## Problem to work on
Every line containing the word "likes" needs to be found and copied.

[Stored data entries]
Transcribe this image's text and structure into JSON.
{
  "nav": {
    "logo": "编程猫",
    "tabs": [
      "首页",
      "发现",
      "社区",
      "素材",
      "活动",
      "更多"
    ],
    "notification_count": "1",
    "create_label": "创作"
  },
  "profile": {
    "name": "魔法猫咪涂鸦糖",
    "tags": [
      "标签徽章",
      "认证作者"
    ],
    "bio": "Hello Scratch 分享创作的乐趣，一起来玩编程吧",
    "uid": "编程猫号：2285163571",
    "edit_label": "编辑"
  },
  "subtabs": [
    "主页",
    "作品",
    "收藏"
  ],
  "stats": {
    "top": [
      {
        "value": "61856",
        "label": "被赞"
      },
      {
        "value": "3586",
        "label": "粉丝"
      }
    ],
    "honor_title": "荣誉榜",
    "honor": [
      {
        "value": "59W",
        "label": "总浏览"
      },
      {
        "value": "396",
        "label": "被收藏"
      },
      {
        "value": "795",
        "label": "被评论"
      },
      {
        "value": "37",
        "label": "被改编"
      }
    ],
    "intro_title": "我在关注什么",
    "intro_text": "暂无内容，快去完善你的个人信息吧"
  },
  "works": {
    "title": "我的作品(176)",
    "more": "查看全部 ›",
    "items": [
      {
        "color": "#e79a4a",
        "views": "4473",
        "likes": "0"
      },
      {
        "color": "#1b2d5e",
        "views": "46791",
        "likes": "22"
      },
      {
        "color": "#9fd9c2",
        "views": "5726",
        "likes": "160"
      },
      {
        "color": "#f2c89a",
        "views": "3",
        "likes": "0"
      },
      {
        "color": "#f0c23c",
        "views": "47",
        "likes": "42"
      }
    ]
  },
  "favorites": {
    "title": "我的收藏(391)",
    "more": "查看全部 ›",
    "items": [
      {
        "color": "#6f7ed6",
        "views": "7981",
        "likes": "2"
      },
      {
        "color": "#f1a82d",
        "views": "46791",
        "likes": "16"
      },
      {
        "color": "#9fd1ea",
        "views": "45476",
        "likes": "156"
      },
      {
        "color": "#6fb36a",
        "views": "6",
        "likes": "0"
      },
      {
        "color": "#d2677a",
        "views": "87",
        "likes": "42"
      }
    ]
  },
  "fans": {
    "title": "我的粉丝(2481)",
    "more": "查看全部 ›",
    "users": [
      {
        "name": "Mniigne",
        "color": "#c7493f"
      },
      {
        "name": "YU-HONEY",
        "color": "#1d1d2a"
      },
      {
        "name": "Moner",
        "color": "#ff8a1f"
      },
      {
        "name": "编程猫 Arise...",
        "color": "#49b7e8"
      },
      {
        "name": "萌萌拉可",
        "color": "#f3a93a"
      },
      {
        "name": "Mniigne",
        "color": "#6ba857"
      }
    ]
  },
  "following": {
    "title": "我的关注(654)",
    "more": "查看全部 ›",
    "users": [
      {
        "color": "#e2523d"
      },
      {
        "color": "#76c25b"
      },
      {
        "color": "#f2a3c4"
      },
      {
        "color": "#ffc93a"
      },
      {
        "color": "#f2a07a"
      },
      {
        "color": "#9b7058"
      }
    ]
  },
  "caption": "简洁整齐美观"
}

## Solution to the problem
        "likes": "0"
        "likes": "22"
        "likes": "160"
        "likes": "0"
        "likes": "42"
        "likes": "2"
        "likes": "16"
        "likes": "156"
        "likes": "0"
        "likes": "42"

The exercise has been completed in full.